(Stored data)
★ ★ ★ ★ ★

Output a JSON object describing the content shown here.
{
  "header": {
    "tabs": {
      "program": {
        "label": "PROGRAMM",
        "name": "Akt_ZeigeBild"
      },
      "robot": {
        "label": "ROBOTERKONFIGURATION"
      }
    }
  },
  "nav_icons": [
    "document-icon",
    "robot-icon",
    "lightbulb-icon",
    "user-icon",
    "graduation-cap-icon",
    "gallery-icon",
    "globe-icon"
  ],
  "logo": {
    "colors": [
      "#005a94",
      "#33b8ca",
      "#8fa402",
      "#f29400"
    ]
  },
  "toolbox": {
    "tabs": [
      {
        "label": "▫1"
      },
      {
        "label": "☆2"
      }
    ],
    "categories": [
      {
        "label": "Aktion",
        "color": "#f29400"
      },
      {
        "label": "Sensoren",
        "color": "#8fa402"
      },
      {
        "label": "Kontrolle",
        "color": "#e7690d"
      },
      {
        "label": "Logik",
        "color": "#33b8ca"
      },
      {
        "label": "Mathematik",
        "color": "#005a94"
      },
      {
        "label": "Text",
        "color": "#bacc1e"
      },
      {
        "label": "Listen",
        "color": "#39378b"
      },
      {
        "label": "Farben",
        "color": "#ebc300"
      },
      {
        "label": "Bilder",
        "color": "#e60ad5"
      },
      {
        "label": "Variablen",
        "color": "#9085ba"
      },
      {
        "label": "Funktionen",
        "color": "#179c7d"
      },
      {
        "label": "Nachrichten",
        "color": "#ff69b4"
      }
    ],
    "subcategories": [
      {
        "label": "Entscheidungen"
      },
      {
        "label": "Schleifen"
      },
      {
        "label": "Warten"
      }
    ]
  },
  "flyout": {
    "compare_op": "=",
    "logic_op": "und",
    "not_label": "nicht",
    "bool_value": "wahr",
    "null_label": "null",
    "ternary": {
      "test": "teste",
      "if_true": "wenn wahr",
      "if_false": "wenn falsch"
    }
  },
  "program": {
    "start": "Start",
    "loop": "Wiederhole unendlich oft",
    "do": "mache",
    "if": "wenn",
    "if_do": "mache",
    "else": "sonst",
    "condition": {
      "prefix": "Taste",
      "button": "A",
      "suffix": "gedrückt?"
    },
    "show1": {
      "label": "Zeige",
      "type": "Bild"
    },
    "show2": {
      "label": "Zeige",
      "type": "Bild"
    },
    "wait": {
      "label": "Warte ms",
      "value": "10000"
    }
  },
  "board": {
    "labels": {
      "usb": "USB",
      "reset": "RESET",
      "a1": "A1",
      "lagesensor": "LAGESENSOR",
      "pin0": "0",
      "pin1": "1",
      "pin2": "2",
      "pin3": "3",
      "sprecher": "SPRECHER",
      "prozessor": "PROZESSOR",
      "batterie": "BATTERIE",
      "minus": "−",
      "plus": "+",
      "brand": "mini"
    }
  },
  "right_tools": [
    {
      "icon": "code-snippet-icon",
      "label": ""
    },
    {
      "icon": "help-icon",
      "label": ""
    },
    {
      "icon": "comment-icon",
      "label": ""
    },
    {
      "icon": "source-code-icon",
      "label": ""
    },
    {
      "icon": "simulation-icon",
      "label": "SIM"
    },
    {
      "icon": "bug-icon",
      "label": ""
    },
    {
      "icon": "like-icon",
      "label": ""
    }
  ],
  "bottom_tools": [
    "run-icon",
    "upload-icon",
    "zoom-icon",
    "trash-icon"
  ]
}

★ ★ ★ ★ ★

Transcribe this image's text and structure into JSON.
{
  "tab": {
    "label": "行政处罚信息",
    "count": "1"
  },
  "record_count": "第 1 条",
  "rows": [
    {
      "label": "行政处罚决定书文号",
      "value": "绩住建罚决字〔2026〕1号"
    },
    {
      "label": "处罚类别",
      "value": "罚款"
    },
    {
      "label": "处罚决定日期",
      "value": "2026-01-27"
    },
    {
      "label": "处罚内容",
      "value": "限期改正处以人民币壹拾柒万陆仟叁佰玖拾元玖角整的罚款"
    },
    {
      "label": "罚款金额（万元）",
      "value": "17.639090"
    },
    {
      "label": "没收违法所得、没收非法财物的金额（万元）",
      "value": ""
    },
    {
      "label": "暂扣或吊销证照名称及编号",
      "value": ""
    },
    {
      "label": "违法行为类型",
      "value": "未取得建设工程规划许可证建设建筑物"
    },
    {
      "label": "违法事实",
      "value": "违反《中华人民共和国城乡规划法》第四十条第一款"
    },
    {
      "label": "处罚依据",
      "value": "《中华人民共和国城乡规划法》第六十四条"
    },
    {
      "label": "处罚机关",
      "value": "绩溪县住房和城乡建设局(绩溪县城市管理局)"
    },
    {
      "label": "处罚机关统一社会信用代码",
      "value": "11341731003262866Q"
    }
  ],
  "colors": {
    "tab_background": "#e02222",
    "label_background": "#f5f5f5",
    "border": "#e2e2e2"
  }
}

★ ★ ★ ★ ★

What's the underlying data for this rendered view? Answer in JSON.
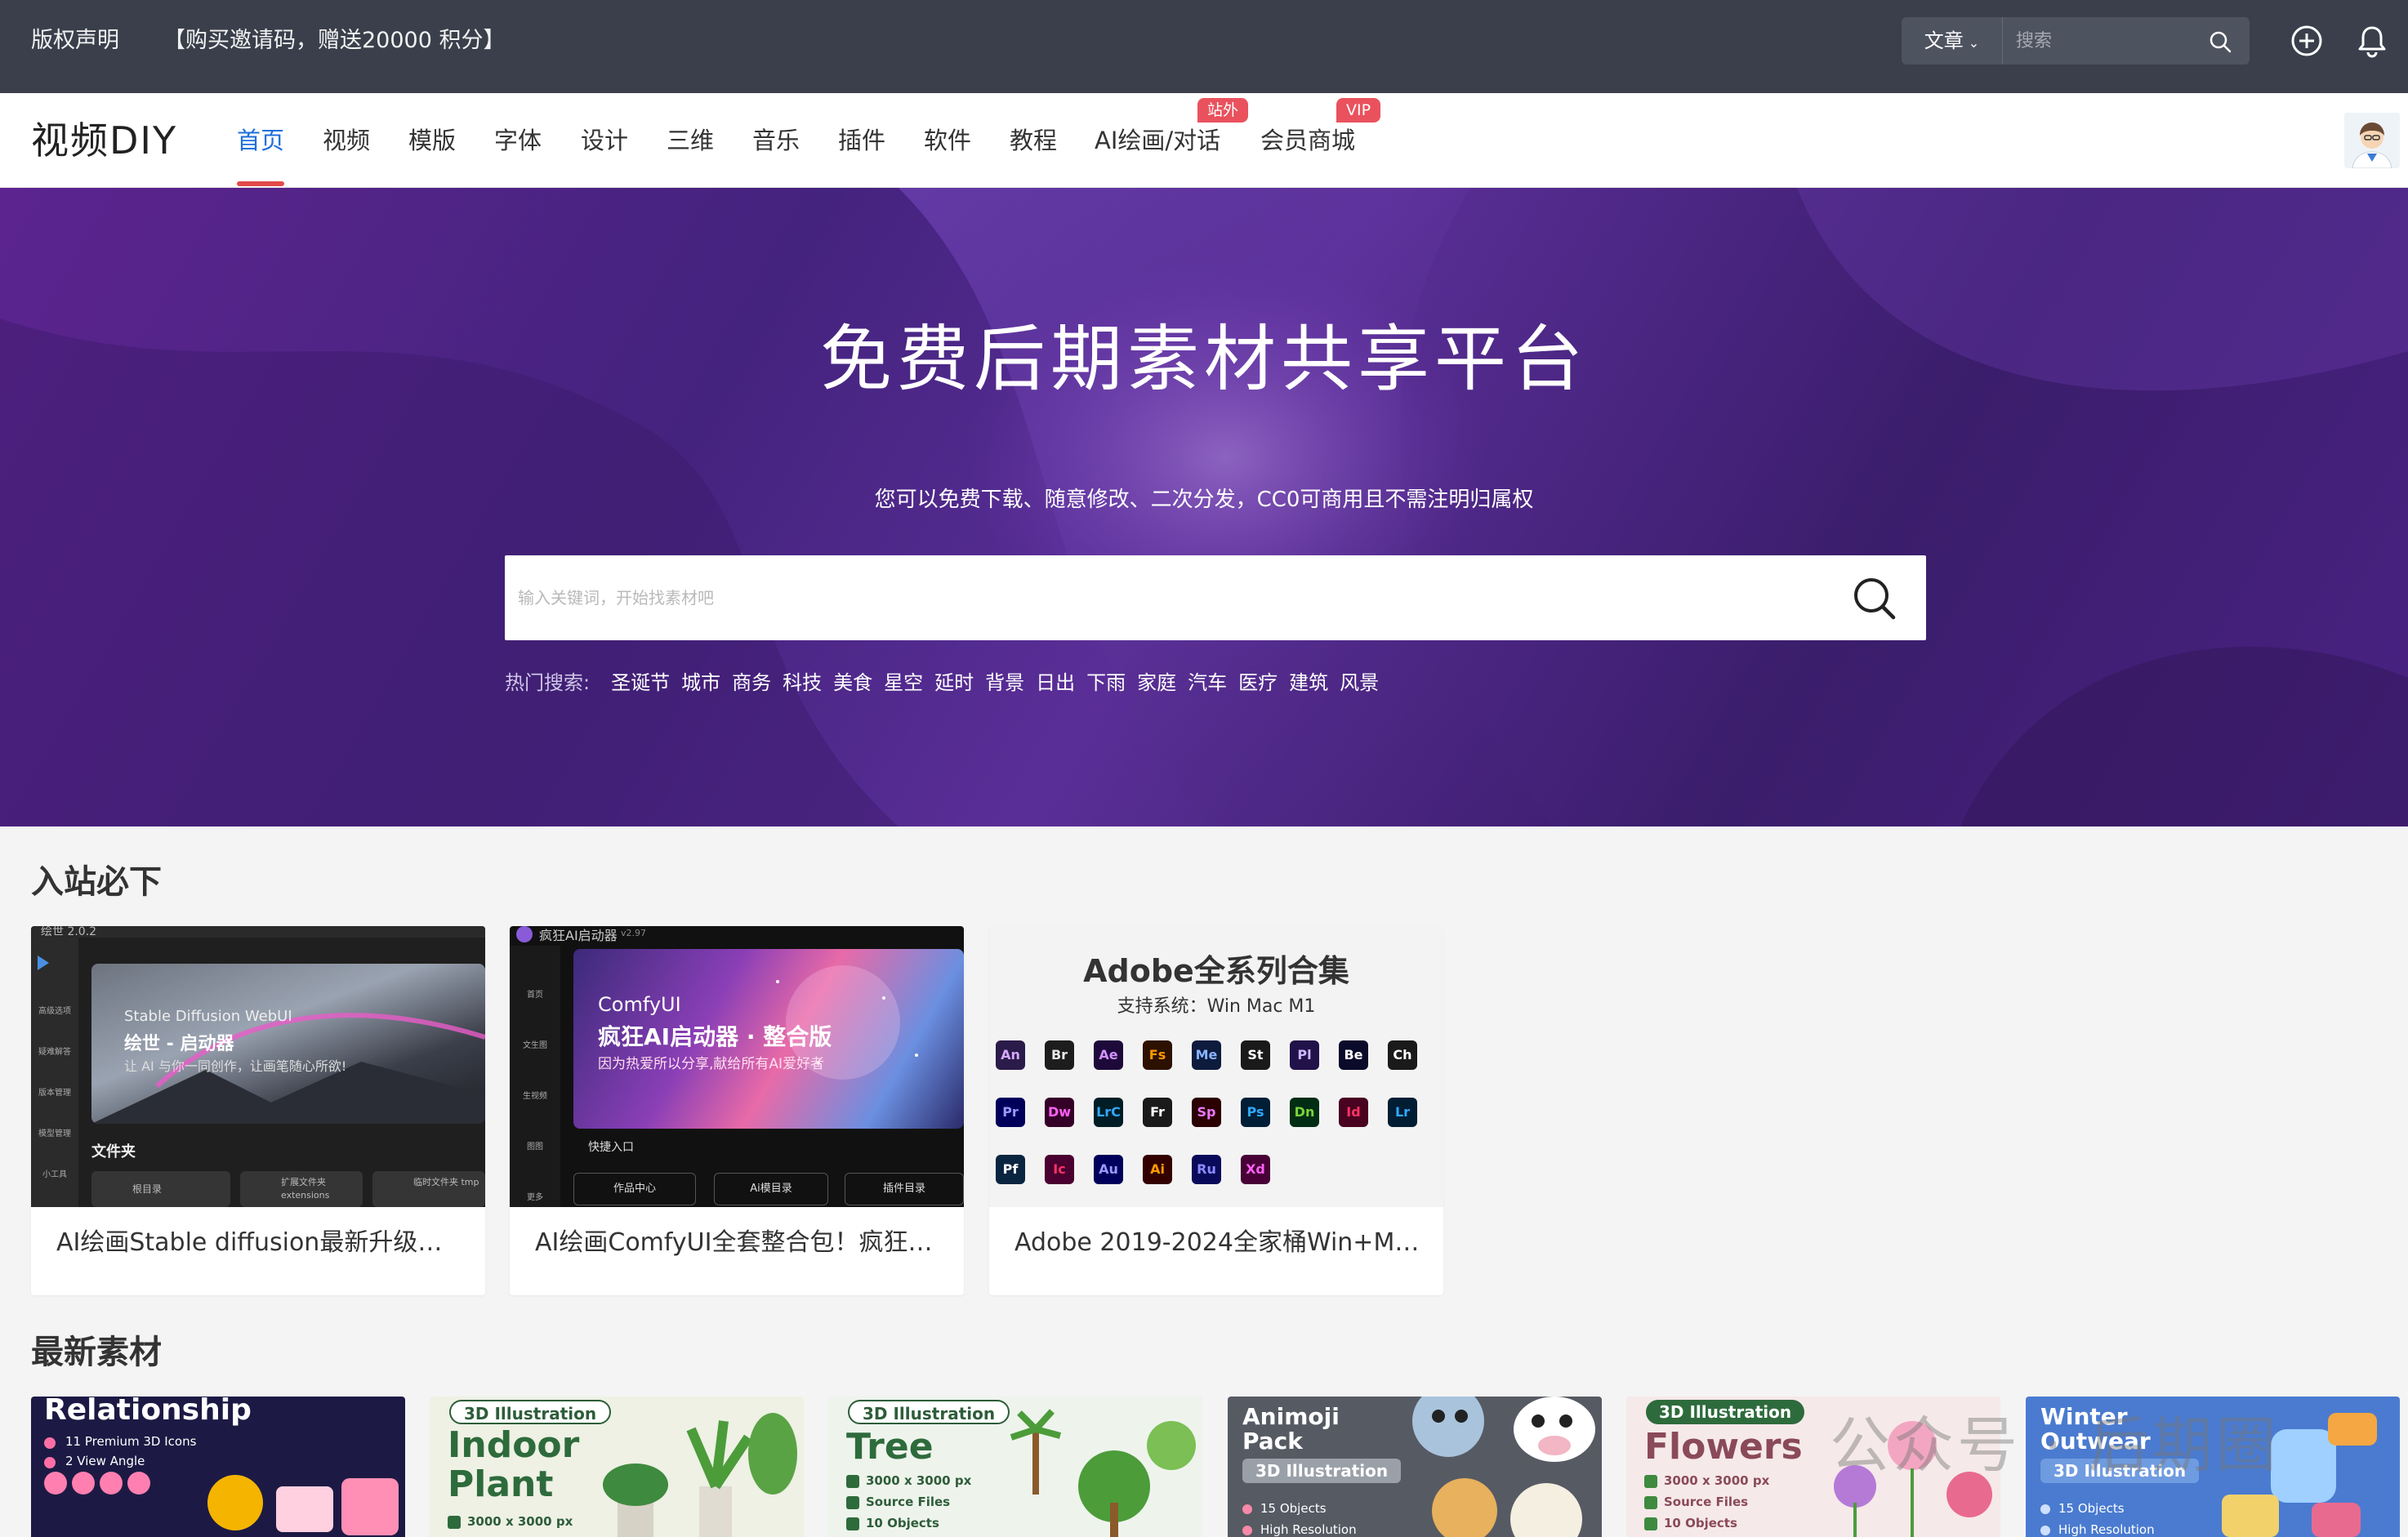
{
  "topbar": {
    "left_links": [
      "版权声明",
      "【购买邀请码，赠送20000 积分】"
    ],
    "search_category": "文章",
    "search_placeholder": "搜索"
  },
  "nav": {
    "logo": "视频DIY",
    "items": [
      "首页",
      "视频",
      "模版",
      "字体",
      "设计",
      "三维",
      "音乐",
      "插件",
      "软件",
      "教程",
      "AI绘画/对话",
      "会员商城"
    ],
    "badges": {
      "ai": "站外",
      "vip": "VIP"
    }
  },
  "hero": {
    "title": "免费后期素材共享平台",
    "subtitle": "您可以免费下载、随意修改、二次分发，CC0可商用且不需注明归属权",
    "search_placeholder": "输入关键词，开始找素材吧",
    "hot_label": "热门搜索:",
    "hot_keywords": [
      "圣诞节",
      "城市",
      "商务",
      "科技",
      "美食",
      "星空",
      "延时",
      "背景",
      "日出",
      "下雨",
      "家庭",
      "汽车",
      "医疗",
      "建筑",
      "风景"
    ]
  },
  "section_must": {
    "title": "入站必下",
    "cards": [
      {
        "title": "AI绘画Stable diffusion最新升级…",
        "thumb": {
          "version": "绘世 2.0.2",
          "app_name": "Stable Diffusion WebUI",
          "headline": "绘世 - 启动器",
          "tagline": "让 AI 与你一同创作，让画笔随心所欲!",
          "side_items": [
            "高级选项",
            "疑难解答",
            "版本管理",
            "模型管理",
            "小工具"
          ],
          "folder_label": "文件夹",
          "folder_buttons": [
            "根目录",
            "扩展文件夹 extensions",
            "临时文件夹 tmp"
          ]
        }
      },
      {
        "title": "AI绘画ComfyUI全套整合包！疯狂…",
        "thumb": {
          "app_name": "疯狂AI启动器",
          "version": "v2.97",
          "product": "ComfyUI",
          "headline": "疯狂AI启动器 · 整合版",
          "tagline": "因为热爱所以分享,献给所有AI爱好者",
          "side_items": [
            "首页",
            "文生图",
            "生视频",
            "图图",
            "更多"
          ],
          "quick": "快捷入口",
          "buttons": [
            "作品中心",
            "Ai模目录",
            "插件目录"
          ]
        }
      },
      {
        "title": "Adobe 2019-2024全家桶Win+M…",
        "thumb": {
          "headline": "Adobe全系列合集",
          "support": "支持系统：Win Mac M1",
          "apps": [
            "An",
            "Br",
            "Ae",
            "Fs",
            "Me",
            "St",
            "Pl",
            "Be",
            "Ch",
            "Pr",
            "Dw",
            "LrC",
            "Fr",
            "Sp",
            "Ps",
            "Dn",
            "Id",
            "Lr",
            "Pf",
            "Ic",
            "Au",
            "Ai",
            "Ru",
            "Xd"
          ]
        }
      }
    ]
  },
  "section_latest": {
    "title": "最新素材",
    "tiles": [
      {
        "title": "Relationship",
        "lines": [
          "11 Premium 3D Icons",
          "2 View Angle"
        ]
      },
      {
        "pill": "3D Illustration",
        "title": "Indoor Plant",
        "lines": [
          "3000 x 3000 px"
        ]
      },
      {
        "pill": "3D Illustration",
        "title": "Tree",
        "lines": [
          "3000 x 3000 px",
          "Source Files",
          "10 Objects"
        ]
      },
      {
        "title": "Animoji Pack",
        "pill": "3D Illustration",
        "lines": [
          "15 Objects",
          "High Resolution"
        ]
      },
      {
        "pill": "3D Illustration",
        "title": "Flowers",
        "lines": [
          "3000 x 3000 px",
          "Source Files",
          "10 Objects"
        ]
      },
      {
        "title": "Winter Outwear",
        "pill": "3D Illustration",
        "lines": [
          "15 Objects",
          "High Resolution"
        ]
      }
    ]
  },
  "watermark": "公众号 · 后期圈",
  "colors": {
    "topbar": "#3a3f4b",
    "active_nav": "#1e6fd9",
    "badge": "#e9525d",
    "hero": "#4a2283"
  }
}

★ ★ ★ ★ ★

Filter out all lines lacking the word "wenn" and copy the rest.

      "if_true": "wenn wahr",
      "if_false": "wenn falsch"
    "if": "wenn",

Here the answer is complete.